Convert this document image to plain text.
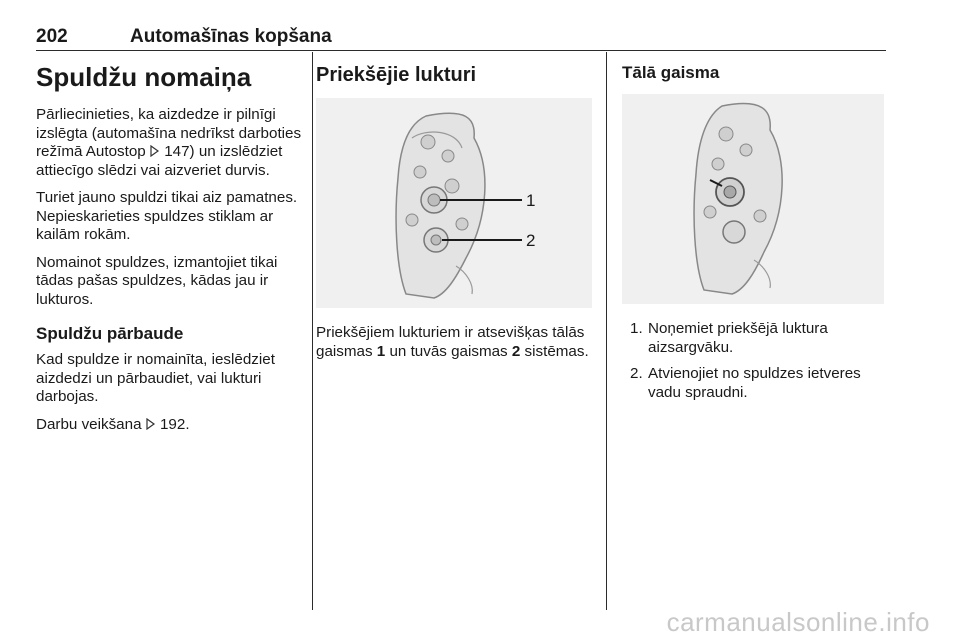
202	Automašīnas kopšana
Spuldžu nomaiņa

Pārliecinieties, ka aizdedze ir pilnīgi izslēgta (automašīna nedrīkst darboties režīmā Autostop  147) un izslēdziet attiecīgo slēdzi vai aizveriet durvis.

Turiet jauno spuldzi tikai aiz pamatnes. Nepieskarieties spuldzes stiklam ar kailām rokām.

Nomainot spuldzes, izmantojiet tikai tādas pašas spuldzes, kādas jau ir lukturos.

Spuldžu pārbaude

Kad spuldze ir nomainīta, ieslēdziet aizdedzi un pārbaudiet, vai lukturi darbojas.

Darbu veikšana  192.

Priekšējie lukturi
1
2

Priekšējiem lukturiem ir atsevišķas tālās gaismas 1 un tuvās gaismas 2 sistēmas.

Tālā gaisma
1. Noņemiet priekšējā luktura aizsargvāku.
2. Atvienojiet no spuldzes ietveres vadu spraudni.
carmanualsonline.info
********************
> Task statement
Take the data above and repeat it exactly, leaving each picture out.

> Task answer
Convert this document image to plain text.
202	Automašīnas kopšana
Spuldžu nomaiņa

Pārliecinieties, ka aizdedze ir pilnīgi izslēgta (automašīna nedrīkst darboties režīmā Autostop  147) un izslēdziet attiecīgo slēdzi vai aizveriet durvis.

Turiet jauno spuldzi tikai aiz pamatnes. Nepieskarieties spuldzes stiklam ar kailām rokām.

Nomainot spuldzes, izmantojiet tikai tādas pašas spuldzes, kādas jau ir lukturos.

Spuldžu pārbaude

Kad spuldze ir nomainīta, ieslēdziet aizdedzi un pārbaudiet, vai lukturi darbojas.

Darbu veikšana  192.

Priekšējie lukturi
1
2

Priekšējiem lukturiem ir atsevišķas tālās gaismas 1 un tuvās gaismas 2 sistēmas.

Tālā gaisma
1. Noņemiet priekšējā luktura aizsargvāku.
2. Atvienojiet no spuldzes ietveres vadu spraudni.
carmanualsonline.info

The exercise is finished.